Gather up the lines with the word "hypothesis" in them.

• **Data records**:
______
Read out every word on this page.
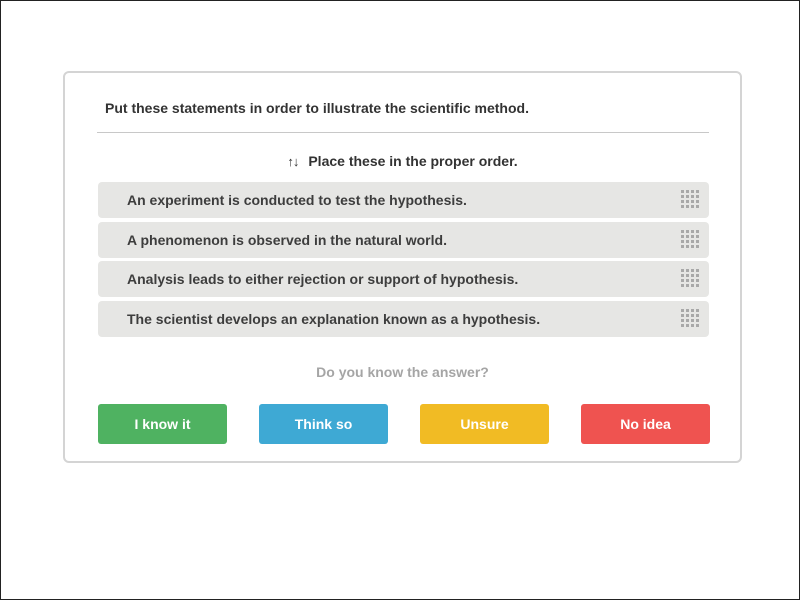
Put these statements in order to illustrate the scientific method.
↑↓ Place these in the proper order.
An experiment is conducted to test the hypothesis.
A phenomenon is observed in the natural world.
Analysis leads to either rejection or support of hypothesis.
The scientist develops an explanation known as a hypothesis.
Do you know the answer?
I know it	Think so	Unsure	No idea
______
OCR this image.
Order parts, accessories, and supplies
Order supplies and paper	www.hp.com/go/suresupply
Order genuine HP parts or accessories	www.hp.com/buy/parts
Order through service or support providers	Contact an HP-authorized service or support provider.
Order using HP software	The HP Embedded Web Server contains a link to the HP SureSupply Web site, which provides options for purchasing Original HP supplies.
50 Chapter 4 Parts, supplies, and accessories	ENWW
______
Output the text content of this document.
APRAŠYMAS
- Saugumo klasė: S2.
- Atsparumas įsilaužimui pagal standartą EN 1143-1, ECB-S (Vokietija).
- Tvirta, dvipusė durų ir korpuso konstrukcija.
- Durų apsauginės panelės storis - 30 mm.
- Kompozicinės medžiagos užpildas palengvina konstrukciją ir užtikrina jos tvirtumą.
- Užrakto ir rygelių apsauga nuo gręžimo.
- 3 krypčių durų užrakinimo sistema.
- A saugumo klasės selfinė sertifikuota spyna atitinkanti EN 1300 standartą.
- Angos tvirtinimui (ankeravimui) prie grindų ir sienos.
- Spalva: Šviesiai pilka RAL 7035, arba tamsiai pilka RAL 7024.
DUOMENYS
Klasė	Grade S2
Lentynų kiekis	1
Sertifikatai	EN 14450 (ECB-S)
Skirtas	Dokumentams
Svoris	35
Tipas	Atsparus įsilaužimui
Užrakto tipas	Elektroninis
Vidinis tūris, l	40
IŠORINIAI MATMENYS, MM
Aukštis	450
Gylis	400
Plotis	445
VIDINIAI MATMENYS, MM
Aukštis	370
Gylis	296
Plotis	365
______
• **Solution to the problem**:
An experiment is conducted to test the hypothesis.
Analysis leads to either rejection or support of hypothesis.
The scientist develops an explanation known as a hypothesis.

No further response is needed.